▶ **EXERCISE OBJECTIVE**
Pick out each line below containing "diferents".
— begin STORED DATA —
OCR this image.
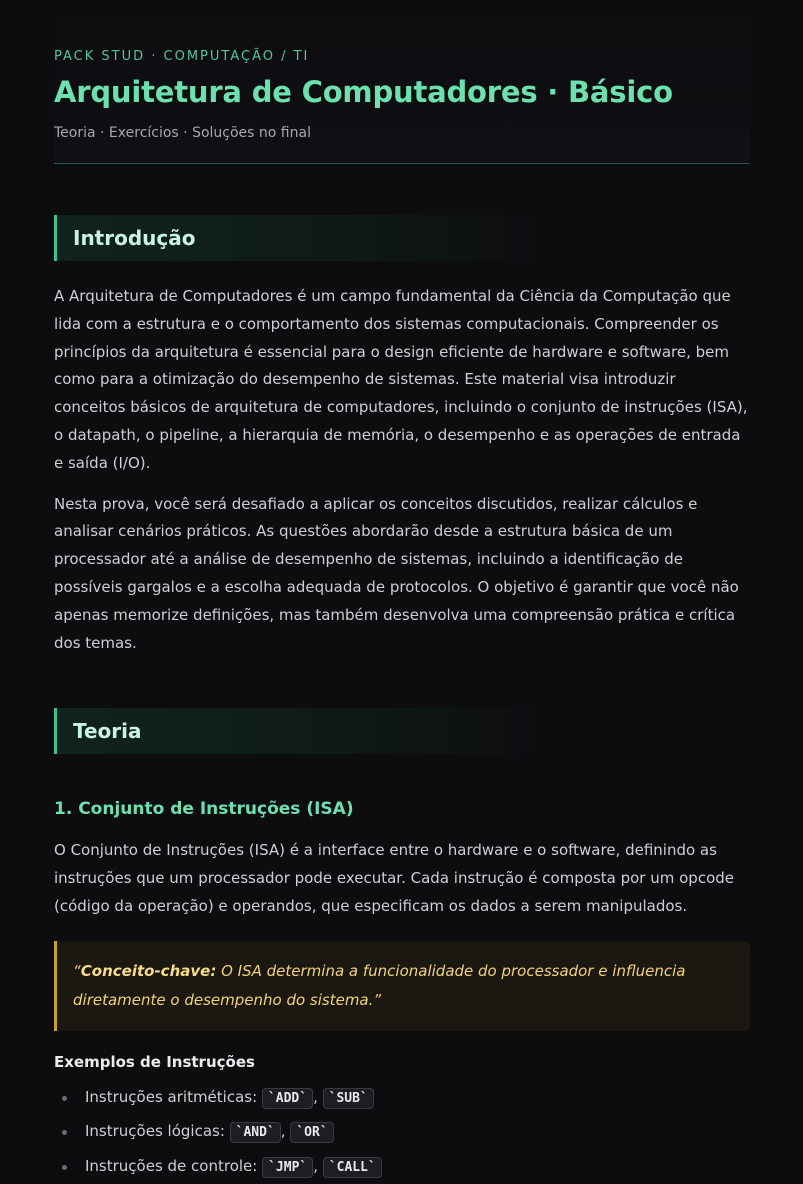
PACK STUD · COMPUTAÇÃO / TI
Arquitetura de Computadores · Básico
Teoria · Exercícios · Soluções no final
Introdução

A Arquitetura de Computadores é um campo fundamental da Ciência da Computação que lida com a estrutura e o comportamento dos sistemas computacionais. Compreender os princípios da arquitetura é essencial para o design eficiente de hardware e software, bem como para a otimização do desempenho de sistemas. Este material visa introduzir conceitos básicos de arquitetura de computadores, incluindo o conjunto de instruções (ISA), o datapath, o pipeline, a hierarquia de memória, o desempenho e as operações de entrada e saída (I/O).

Nesta prova, você será desafiado a aplicar os conceitos discutidos, realizar cálculos e analisar cenários práticos. As questões abordarão desde a estrutura básica de um processador até a análise de desempenho de sistemas, incluindo a identificação de possíveis gargalos e a escolha adequada de protocolos. O objetivo é garantir que você não apenas memorize definições, mas também desenvolva uma compreensão prática e crítica dos temas.

Teoria
1. Conjunto de Instruções (ISA)

O Conjunto de Instruções (ISA) é a interface entre o hardware e o software, definindo as instruções que um processador pode executar. Cada instrução é composta por um opcode (código da operação) e operandos, que especificam os dados a serem manipulados.

“Conceito-chave: O ISA determina a funcionalidade do processador e influencia diretamente o desempenho do sistema.”
Exemplos de Instruções
Instruções aritméticas: `ADD` , `SUB`
Instruções lógicas: `AND` , `OR`
Instruções de controle: `JMP` , `CALL`
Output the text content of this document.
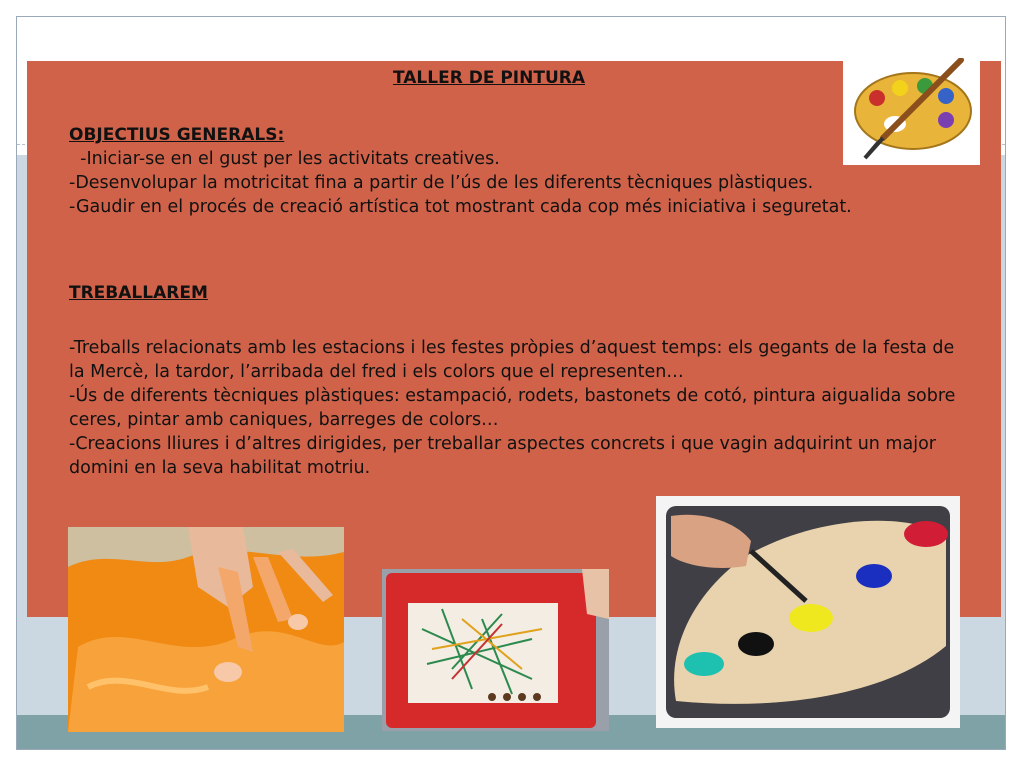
TALLER DE PINTURA
OBJECTIUS GENERALS:
-Iniciar-se en el gust per les activitats creatives.
-Desenvolupar la motricitat fina a partir de l’ús de les diferents tècniques plàstiques.
-Gaudir en el procés de creació artística tot mostrant cada cop més iniciativa i seguretat.
TREBALLAREM
-Treballs relacionats amb les estacions i les festes pròpies d’aquest temps: els gegants de la festa de la Mercè, la tardor, l’arribada del fred i els colors que el representen…
-Ús de diferents tècniques plàstiques: estampació, rodets, bastonets de cotó, pintura aigualida sobre ceres, pintar amb caniques, barreges de colors…
-Creacions lliures i d’altres dirigides, per treballar aspectes concrets i que vagin adquirint un major domini en la seva habilitat motriu.
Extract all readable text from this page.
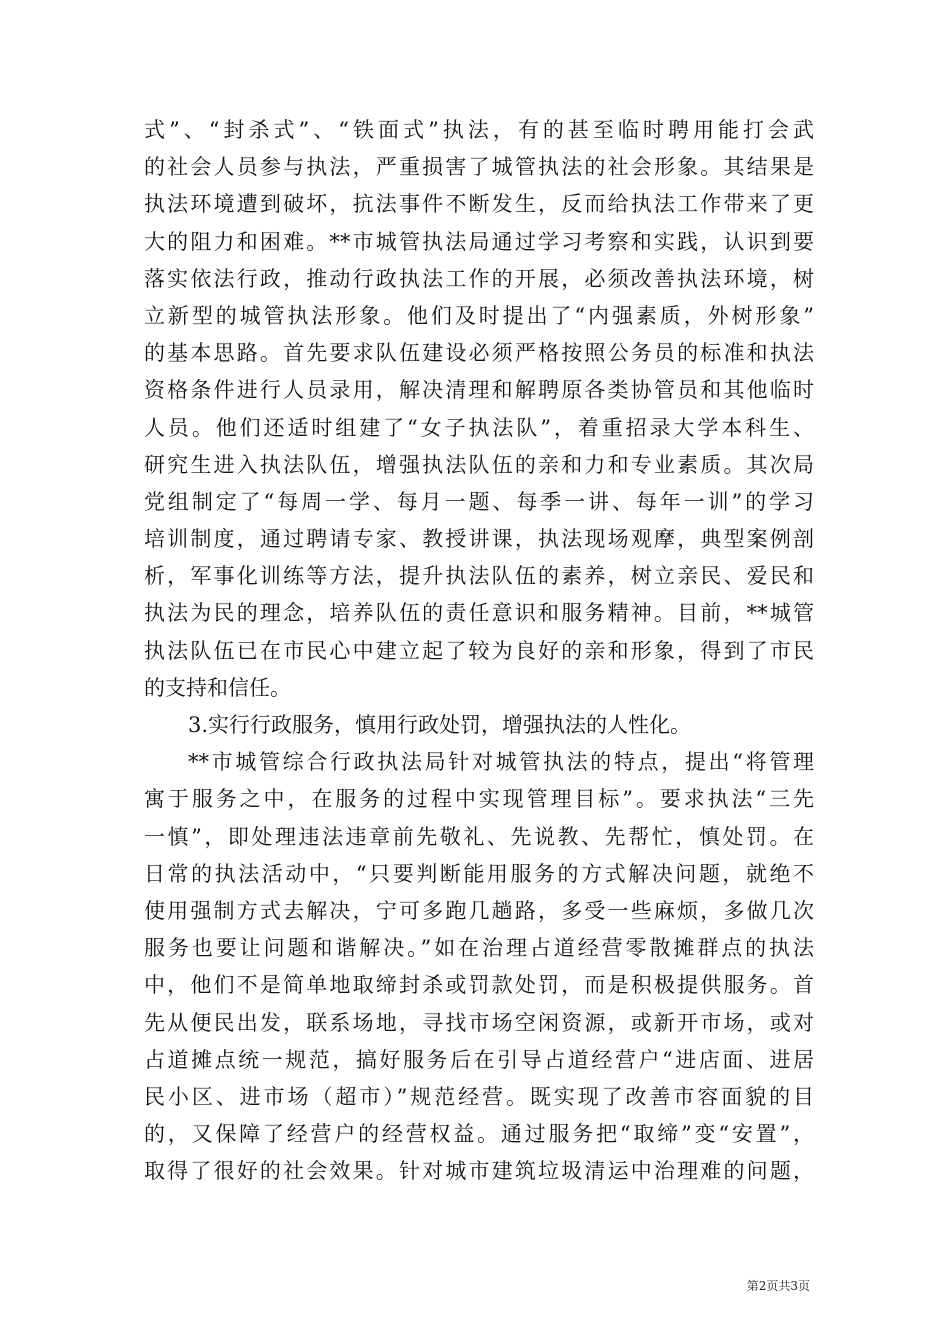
式”、“封杀式”、“铁面式”执法，有的甚至临时聘用能打会武
的社会人员参与执法，严重损害了城管执法的社会形象。其结果是
执法环境遭到破坏，抗法事件不断发生，反而给执法工作带来了更
大的阻力和困难。**市城管执法局通过学习考察和实践，认识到要
落实依法行政，推动行政执法工作的开展，必须改善执法环境，树
立新型的城管执法形象。他们及时提出了“内强素质，外树形象”
的基本思路。首先要求队伍建设必须严格按照公务员的标准和执法
资格条件进行人员录用，解决清理和解聘原各类协管员和其他临时
人员。他们还适时组建了“女子执法队”，着重招录大学本科生、
研究生进入执法队伍，增强执法队伍的亲和力和专业素质。其次局
党组制定了“每周一学、每月一题、每季一讲、每年一训”的学习
培训制度，通过聘请专家、教授讲课，执法现场观摩，典型案例剖
析，军事化训练等方法，提升执法队伍的素养，树立亲民、爱民和
执法为民的理念，培养队伍的责任意识和服务精神。目前，**城管
执法队伍已在市民心中建立起了较为良好的亲和形象，得到了市民
的支持和信任。
3.实行行政服务，慎用行政处罚，增强执法的人性化。
**市城管综合行政执法局针对城管执法的特点，提出“将管理
寓于服务之中，在服务的过程中实现管理目标”。要求执法“三先
一慎”，即处理违法违章前先敬礼、先说教、先帮忙，慎处罚。在
日常的执法活动中，“只要判断能用服务的方式解决问题，就绝不
使用强制方式去解决，宁可多跑几趟路，多受一些麻烦，多做几次
服务也要让问题和谐解决。”如在治理占道经营零散摊群点的执法
中，他们不是简单地取缔封杀或罚款处罚，而是积极提供服务。首
先从便民出发，联系场地，寻找市场空闲资源，或新开市场，或对
占道摊点统一规范，搞好服务后在引导占道经营户“进店面、进居
民小区、进市场（超市）”规范经营。既实现了改善市容面貌的目
的，又保障了经营户的经营权益。通过服务把“取缔”变“安置”，
取得了很好的社会效果。针对城市建筑垃圾清运中治理难的问题，
第2页共3页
— end STORED DATA —
▶ **ANSWER**
-Desenvolupar la motricitat fina a partir de l’ús de les diferents tècniques plàstiques.
-Ús de diferents tècniques plàstiques: estampació, rodets, bastonets de cotó, pintura aigualida sobre ceres, pintar amb caniques, barreges de colors…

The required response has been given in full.